■ **PROVIDED PASSAGE**
* * * * * * *

Aggregation
A key feature of analytics is reducing many values down to some summary. This act is called “aggregation” and always includes a function — for example, average
or sum
— that reduces values in the table to a single row.
aggregate transform
The aggregate
transform takes a tuple to create one or more new columns that “distill down” data from all the rows.
from invoices
aggregate { sum_of_orders = sum total }
The query above computes the sum of the total
column of all rows of the invoices
table to produce a single value.
aggregate
can produce multiple summaries at once when one or more aggregation expressions are contained in a tuple. aggregate
discards all columns that are not present in the tuple.
from invoices
aggregate {
num_orders = count this,
sum_of_orders = sum total,
}
In the example above, the result is a single row with two columns. The count
function displays the number of rows in the table that was passed in; the sum
function adds up the values of the total
column of all rows.
Grouping
Suppose we want to produce summaries of invoices for each city in the table. We could create a query for each city, and aggregate its rows:
from albums
filter billing_city == "Oslo"
aggregate { sum_of_orders = sum total }
But we would need to do it for each city: London
, Frankfurt
, etc. Of course this is repetitive (and boring) and error prone (because we would need to type each billing_city
by hand). Moreover, we would need to create a list of each billing_city
before we started.
group transform
The group
transform separates the table into groups (say, those having the same city) using information that’s already in the table. It then applies a transform to each group, and combines the results back together:
from invoices
group billing_city (
aggregate {
num_orders = count this,
sum_of_orders = sum total,
}
)
Those familiar with SQL have probably noticed that we just decoupled aggregation from grouping.
Although these operations are connected in SQL, PRQL makes it straightforward to use group
and aggregate
separate from each other, while combining with other transform functions, such as:
from invoices
group billing_city (
take 2
)
This code collects the first two rows for each city’s group
.

* * * * * * *

■ **PROBLEM SET**
1. According to the aggregation tutorial, why is writing a separate filtered query for each city a poor way to summarize invoices by city? Answer in one to three sentences.
2. Summarize the aggregation tutorial in two sentences.
The records aren't needed for the tasks here.

* * * * * * *

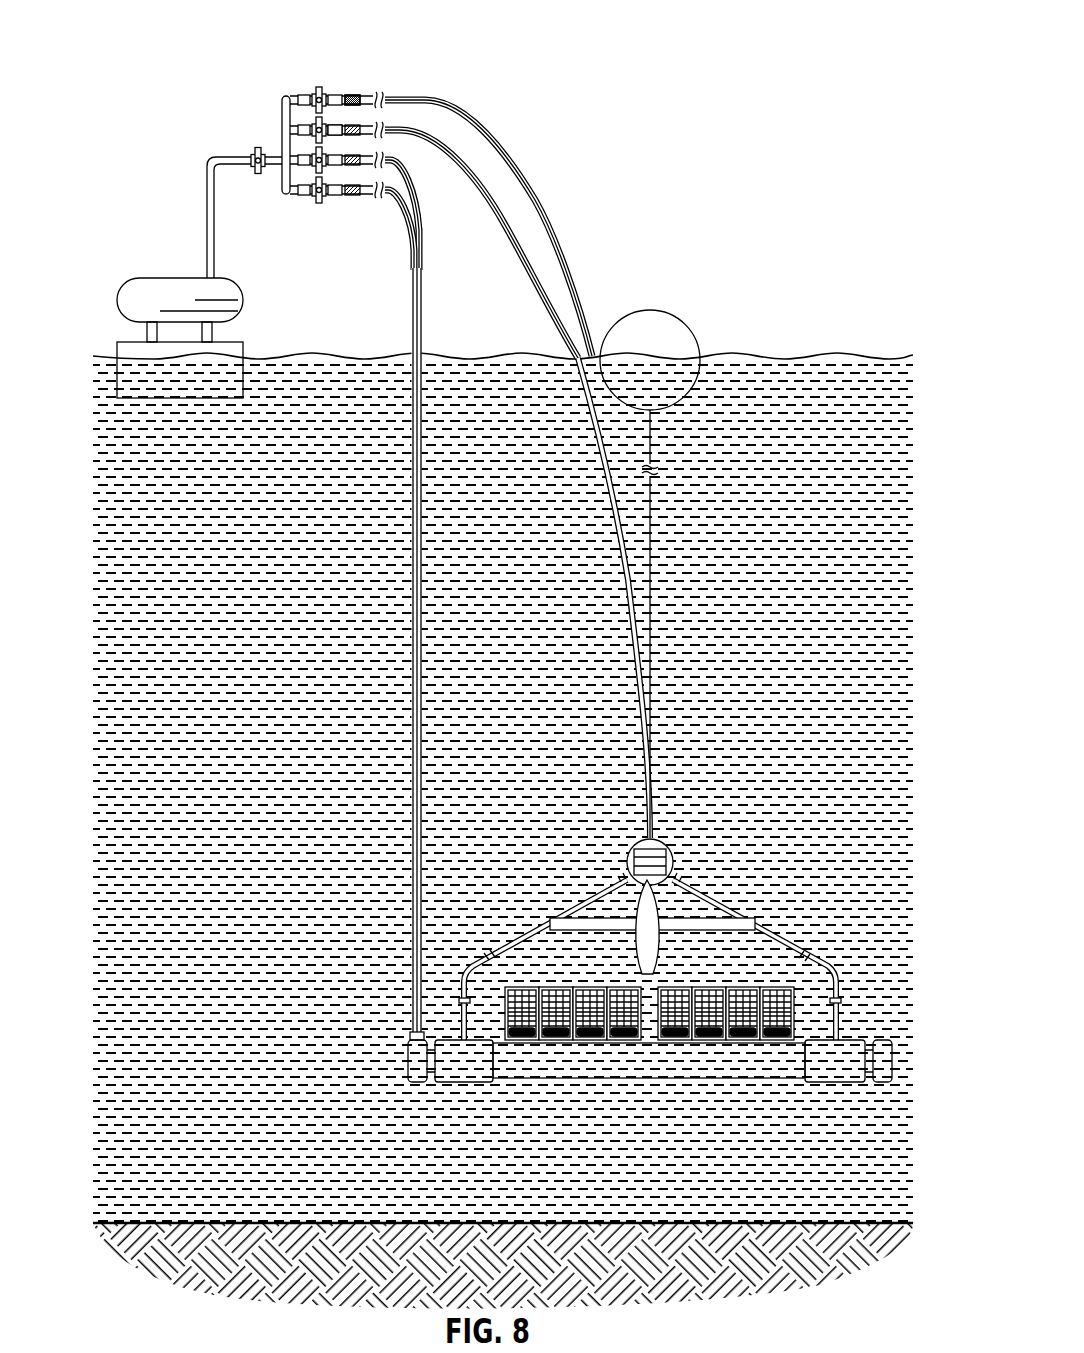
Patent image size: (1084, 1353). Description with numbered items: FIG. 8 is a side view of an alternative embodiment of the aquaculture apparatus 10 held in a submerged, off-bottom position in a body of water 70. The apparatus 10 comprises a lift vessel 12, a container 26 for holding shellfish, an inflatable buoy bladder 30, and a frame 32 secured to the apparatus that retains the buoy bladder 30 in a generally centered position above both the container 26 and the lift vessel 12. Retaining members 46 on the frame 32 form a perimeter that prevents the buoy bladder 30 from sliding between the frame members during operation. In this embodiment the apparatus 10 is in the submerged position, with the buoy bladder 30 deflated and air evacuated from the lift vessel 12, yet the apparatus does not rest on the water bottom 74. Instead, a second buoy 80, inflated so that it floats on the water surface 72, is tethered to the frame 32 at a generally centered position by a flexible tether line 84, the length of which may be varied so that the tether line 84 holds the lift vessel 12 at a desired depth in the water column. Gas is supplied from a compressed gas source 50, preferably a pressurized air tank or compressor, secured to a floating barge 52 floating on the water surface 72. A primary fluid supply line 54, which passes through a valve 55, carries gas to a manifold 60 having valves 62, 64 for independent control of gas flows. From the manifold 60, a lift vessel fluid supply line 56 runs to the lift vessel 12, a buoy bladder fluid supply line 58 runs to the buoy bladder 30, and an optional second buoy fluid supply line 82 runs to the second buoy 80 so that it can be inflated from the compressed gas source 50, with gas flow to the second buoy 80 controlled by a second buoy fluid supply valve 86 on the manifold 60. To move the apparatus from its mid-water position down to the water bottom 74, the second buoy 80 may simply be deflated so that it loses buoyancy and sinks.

The aquaculture apparatus 10 is at (163, 87).
The lift vessel 12 is at (637, 1068).
The container 26 is at (548, 985).
The inflatable buoy bladder 30 is at (650, 902).
The frame 32 is at (829, 954).
The retaining members 46 is at (567, 923).
The compressed gas source 50 is at (135, 293).
The floating barge 52 is at (127, 348).
The primary fluid supply line 54 is at (207, 195).
The main valve 55 is at (257, 148).
The lift vessel fluid supply line 56 is at (366, 230).
The buoy bladder fluid supply line 58 is at (497, 210).
The manifold 60 is at (283, 108).
The valve 62 is at (287, 188).
The valve 64 is at (310, 126).
The water body 70 is at (234, 569).
The water surface 72 is at (317, 347).
The water bottom 74 is at (122, 1213).
The second buoy 80 is at (665, 330).
The second buoy fluid supply line 82 is at (430, 96).
The flexible tether line 84 is at (652, 523).
The second buoy fluid supply valve 86 is at (328, 93).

* * * * * * *

■ **FULL SOLUTIONS**
1. Writing one query per city is repetitive and error prone, because each billing_city value would have to be typed by hand. It would also require making a list of every billing_city before starting.

2. Aggregation reduces many values to a summary with a function such as sum or count, and the aggregate transform creates one or more new columns from all rows while discarding columns not in its tuple. The group transform splits a table into groups using information already in it, applies a transform such as aggregate or take to each group, and combines the results, so PRQL keeps grouping and aggregation separate where SQL connects them.